» Provided entries:
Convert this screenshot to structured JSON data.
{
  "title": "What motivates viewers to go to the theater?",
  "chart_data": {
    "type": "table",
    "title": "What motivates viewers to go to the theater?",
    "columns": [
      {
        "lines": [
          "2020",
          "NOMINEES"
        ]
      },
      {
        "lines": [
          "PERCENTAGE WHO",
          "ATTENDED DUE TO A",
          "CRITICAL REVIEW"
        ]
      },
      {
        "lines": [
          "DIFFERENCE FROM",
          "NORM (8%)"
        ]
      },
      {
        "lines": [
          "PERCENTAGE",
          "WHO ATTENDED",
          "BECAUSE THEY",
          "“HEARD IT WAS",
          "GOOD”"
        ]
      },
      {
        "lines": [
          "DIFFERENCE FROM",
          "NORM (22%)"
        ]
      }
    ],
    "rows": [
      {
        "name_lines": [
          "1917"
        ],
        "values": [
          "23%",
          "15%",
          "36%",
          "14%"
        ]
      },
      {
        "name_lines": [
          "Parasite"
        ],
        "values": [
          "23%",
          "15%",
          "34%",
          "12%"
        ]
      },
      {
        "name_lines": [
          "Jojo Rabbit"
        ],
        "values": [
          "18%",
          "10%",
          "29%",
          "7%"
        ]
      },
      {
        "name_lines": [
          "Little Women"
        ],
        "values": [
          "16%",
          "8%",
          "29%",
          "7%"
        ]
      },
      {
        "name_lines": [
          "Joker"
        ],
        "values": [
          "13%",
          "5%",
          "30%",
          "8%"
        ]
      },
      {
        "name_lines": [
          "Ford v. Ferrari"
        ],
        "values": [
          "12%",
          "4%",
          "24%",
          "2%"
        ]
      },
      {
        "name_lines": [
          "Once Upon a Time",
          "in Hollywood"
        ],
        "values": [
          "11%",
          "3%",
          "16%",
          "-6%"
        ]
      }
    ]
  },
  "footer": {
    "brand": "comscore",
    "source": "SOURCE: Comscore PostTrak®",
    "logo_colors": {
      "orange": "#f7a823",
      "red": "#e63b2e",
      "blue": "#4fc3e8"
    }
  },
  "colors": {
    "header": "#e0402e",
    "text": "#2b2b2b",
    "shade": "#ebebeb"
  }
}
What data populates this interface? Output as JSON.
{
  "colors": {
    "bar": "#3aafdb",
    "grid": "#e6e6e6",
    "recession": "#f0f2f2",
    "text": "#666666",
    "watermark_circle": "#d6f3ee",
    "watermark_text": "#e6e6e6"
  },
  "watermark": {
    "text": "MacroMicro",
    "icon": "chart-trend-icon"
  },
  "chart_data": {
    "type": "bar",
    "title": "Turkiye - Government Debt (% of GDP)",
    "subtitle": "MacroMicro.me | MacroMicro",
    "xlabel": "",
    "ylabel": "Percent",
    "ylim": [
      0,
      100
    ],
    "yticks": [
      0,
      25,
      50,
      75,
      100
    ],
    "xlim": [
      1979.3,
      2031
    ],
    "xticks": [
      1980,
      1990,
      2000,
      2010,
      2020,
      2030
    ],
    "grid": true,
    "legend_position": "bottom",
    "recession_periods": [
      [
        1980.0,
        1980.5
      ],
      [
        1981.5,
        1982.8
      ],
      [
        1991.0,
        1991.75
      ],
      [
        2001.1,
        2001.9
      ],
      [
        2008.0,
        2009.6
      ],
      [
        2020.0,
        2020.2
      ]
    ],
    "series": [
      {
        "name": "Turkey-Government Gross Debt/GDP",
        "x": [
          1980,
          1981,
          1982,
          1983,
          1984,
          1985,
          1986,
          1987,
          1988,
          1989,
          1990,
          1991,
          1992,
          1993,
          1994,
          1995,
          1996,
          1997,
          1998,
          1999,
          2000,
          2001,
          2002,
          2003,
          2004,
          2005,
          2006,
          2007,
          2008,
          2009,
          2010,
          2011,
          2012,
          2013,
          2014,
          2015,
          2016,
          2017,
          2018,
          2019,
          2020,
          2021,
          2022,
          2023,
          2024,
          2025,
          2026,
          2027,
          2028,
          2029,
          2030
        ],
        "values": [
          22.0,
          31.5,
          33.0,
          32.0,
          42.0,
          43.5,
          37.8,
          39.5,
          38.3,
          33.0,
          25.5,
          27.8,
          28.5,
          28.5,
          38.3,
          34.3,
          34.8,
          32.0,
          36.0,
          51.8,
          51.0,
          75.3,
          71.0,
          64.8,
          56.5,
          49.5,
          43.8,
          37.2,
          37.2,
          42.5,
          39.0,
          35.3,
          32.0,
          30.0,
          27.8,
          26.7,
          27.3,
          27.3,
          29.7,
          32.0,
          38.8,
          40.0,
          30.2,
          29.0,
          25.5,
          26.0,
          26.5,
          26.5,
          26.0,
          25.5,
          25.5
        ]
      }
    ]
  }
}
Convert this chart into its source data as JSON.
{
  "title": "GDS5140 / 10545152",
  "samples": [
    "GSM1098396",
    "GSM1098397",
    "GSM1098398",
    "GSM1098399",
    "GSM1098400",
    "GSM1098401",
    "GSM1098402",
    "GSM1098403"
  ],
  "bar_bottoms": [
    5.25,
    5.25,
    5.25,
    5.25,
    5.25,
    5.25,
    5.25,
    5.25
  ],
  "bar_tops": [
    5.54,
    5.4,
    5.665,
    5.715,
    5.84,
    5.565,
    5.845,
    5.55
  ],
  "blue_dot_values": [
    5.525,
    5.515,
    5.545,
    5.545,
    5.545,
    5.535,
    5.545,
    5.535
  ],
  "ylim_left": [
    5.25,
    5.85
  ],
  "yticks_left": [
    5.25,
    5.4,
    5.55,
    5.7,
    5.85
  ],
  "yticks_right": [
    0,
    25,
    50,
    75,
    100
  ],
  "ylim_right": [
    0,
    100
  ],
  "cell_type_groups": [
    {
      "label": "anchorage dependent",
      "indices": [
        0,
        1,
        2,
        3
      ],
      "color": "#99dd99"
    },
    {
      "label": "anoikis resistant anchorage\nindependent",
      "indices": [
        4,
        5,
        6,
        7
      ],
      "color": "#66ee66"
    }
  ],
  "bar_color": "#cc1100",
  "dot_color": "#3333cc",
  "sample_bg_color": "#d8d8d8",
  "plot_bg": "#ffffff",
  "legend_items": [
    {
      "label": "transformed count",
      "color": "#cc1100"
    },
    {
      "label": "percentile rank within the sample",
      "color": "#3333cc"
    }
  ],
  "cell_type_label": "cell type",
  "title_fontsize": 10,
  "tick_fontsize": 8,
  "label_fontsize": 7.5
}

» Set task:
Find the lines containing "this" and list every one of them.

» The result:
Convert this screenshot to structured JSON data.
What data populates this interface? Output as JSON.
Convert this chart into its source data as JSON.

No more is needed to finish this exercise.